**INSTRUCTIONS FOR THE TASK**
Make an exact copy of all the entries, but do not reproduce the pictures.
* Start *
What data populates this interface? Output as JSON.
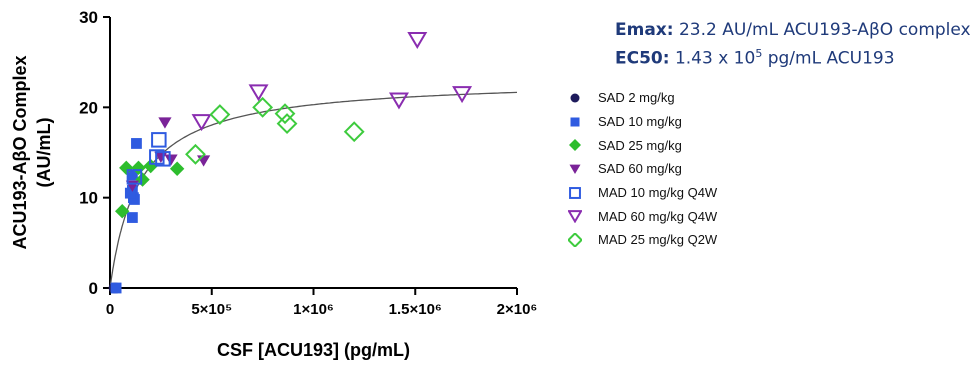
{
  "fit_info": {
    "emax_label": "Emax:",
    "emax_value": "23.2 AU/mL ACU193-AβO complex",
    "ec50_label": "EC50:",
    "ec50_value_base": "1.43 x 10",
    "ec50_value_exp": "5",
    "ec50_value_unit": "pg/mL ACU193"
  },
  "chart_data": {
    "type": "scatter",
    "xlabel": "CSF [ACU193] (pg/mL)",
    "ylabel": "ACU193-AβO Complex (AU/mL)",
    "xlim": [
      0,
      2000000
    ],
    "ylim": [
      0,
      30
    ],
    "x_ticks": [
      {
        "value": 0,
        "label": "0"
      },
      {
        "value": 500000,
        "label": "5×10⁵"
      },
      {
        "value": 1000000,
        "label": "1×10⁶"
      },
      {
        "value": 1500000,
        "label": "1.5×10⁶"
      },
      {
        "value": 2000000,
        "label": "2×10⁶"
      }
    ],
    "y_ticks": [
      {
        "value": 0,
        "label": "0"
      },
      {
        "value": 10,
        "label": "10"
      },
      {
        "value": 20,
        "label": "20"
      },
      {
        "value": 30,
        "label": "30"
      }
    ],
    "fit_curve": {
      "emax": 23.2,
      "ec50": 143000,
      "color": "#555555"
    },
    "legend_position": "right",
    "series": [
      {
        "name": "SAD 2 mg/kg",
        "marker": "circle-filled",
        "color": "#1e1b5c",
        "points": [
          [
            20000,
            0
          ],
          [
            30000,
            0
          ]
        ]
      },
      {
        "name": "SAD 10 mg/kg",
        "marker": "square-filled",
        "color": "#2f5be0",
        "points": [
          [
            130000,
            16
          ],
          [
            110000,
            12.5
          ],
          [
            110000,
            10.8
          ],
          [
            115000,
            10
          ],
          [
            120000,
            9.8
          ],
          [
            110000,
            7.8
          ],
          [
            100000,
            10.5
          ],
          [
            30000,
            0
          ]
        ]
      },
      {
        "name": "SAD 25 mg/kg",
        "marker": "diamond-filled",
        "color": "#2dbd2d",
        "points": [
          [
            60000,
            8.5
          ],
          [
            80000,
            13.3
          ],
          [
            140000,
            13.3
          ],
          [
            160000,
            12
          ],
          [
            200000,
            13.5
          ],
          [
            330000,
            13.2
          ]
        ]
      },
      {
        "name": "SAD 60 mg/kg",
        "marker": "triangle-down-filled",
        "color": "#7a2398",
        "points": [
          [
            110000,
            11.3
          ],
          [
            270000,
            18.3
          ],
          [
            250000,
            14.5
          ],
          [
            300000,
            14.2
          ],
          [
            460000,
            14.1
          ]
        ]
      },
      {
        "name": "MAD 10 mg/kg Q4W",
        "marker": "square-open",
        "color": "#2f5be0",
        "points": [
          [
            240000,
            16.4
          ],
          [
            230000,
            14.5
          ],
          [
            260000,
            14.3
          ],
          [
            120000,
            12.3
          ]
        ]
      },
      {
        "name": "MAD 60 mg/kg Q4W",
        "marker": "triangle-down-open",
        "color": "#8a2db0",
        "points": [
          [
            450000,
            18.4
          ],
          [
            730000,
            21.7
          ],
          [
            1420000,
            20.8
          ],
          [
            1510000,
            27.5
          ],
          [
            1730000,
            21.5
          ]
        ]
      },
      {
        "name": "MAD 25 mg/kg Q2W",
        "marker": "diamond-open",
        "color": "#3ecb3e",
        "points": [
          [
            420000,
            14.8
          ],
          [
            540000,
            19.2
          ],
          [
            750000,
            20
          ],
          [
            860000,
            19.3
          ],
          [
            870000,
            18.2
          ],
          [
            1200000,
            17.3
          ]
        ]
      }
    ]
  }
}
* End *
**THE COMPLETED TASK**
What data populates this interface? Output as JSON.
{
  "fit_info": {
    "emax_label": "Emax:",
    "emax_value": "23.2 AU/mL ACU193-AβO complex",
    "ec50_label": "EC50:",
    "ec50_value_base": "1.43 x 10",
    "ec50_value_exp": "5",
    "ec50_value_unit": "pg/mL ACU193"
  },
  "chart_data": {
    "type": "scatter",
    "xlabel": "CSF [ACU193] (pg/mL)",
    "ylabel": "ACU193-AβO Complex (AU/mL)",
    "xlim": [
      0,
      2000000
    ],
    "ylim": [
      0,
      30
    ],
    "x_ticks": [
      {
        "value": 0,
        "label": "0"
      },
      {
        "value": 500000,
        "label": "5×10⁵"
      },
      {
        "value": 1000000,
        "label": "1×10⁶"
      },
      {
        "value": 1500000,
        "label": "1.5×10⁶"
      },
      {
        "value": 2000000,
        "label": "2×10⁶"
      }
    ],
    "y_ticks": [
      {
        "value": 0,
        "label": "0"
      },
      {
        "value": 10,
        "label": "10"
      },
      {
        "value": 20,
        "label": "20"
      },
      {
        "value": 30,
        "label": "30"
      }
    ],
    "fit_curve": {
      "emax": 23.2,
      "ec50": 143000,
      "color": "#555555"
    },
    "legend_position": "right",
    "series": [
      {
        "name": "SAD 2 mg/kg",
        "marker": "circle-filled",
        "color": "#1e1b5c",
        "points": [
          [
            20000,
            0
          ],
          [
            30000,
            0
          ]
        ]
      },
      {
        "name": "SAD 10 mg/kg",
        "marker": "square-filled",
        "color": "#2f5be0",
        "points": [
          [
            130000,
            16
          ],
          [
            110000,
            12.5
          ],
          [
            110000,
            10.8
          ],
          [
            115000,
            10
          ],
          [
            120000,
            9.8
          ],
          [
            110000,
            7.8
          ],
          [
            100000,
            10.5
          ],
          [
            30000,
            0
          ]
        ]
      },
      {
        "name": "SAD 25 mg/kg",
        "marker": "diamond-filled",
        "color": "#2dbd2d",
        "points": [
          [
            60000,
            8.5
          ],
          [
            80000,
            13.3
          ],
          [
            140000,
            13.3
          ],
          [
            160000,
            12
          ],
          [
            200000,
            13.5
          ],
          [
            330000,
            13.2
          ]
        ]
      },
      {
        "name": "SAD 60 mg/kg",
        "marker": "triangle-down-filled",
        "color": "#7a2398",
        "points": [
          [
            110000,
            11.3
          ],
          [
            270000,
            18.3
          ],
          [
            250000,
            14.5
          ],
          [
            300000,
            14.2
          ],
          [
            460000,
            14.1
          ]
        ]
      },
      {
        "name": "MAD 10 mg/kg Q4W",
        "marker": "square-open",
        "color": "#2f5be0",
        "points": [
          [
            240000,
            16.4
          ],
          [
            230000,
            14.5
          ],
          [
            260000,
            14.3
          ],
          [
            120000,
            12.3
          ]
        ]
      },
      {
        "name": "MAD 60 mg/kg Q4W",
        "marker": "triangle-down-open",
        "color": "#8a2db0",
        "points": [
          [
            450000,
            18.4
          ],
          [
            730000,
            21.7
          ],
          [
            1420000,
            20.8
          ],
          [
            1510000,
            27.5
          ],
          [
            1730000,
            21.5
          ]
        ]
      },
      {
        "name": "MAD 25 mg/kg Q2W",
        "marker": "diamond-open",
        "color": "#3ecb3e",
        "points": [
          [
            420000,
            14.8
          ],
          [
            540000,
            19.2
          ],
          [
            750000,
            20
          ],
          [
            860000,
            19.3
          ],
          [
            870000,
            18.2
          ],
          [
            1200000,
            17.3
          ]
        ]
      }
    ]
  }
}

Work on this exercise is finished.